Part of a data file —
--------
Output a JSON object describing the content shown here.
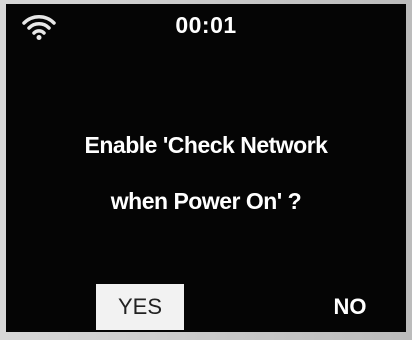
{
  "status_bar": {
    "wifi_icon": "wifi-icon",
    "time": "00:01"
  },
  "dialog": {
    "line1": "Enable 'Check Network",
    "line2": "when Power On' ?"
  },
  "buttons": {
    "yes_label": "YES",
    "no_label": "NO"
  },
  "colors": {
    "screen_bg": "#050505",
    "text": "#ffffff",
    "selected_bg": "#f2f2f2"
  }
}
--------
DIRECTIVE — Repeat the records above exactly, omitting every picture.

EXERCISE RESPONSE —
Output a JSON object describing the content shown here.
{
  "status_bar": {
    "wifi_icon": "wifi-icon",
    "time": "00:01"
  },
  "dialog": {
    "line1": "Enable 'Check Network",
    "line2": "when Power On' ?"
  },
  "buttons": {
    "yes_label": "YES",
    "no_label": "NO"
  },
  "colors": {
    "screen_bg": "#050505",
    "text": "#ffffff",
    "selected_bg": "#f2f2f2"
  }
}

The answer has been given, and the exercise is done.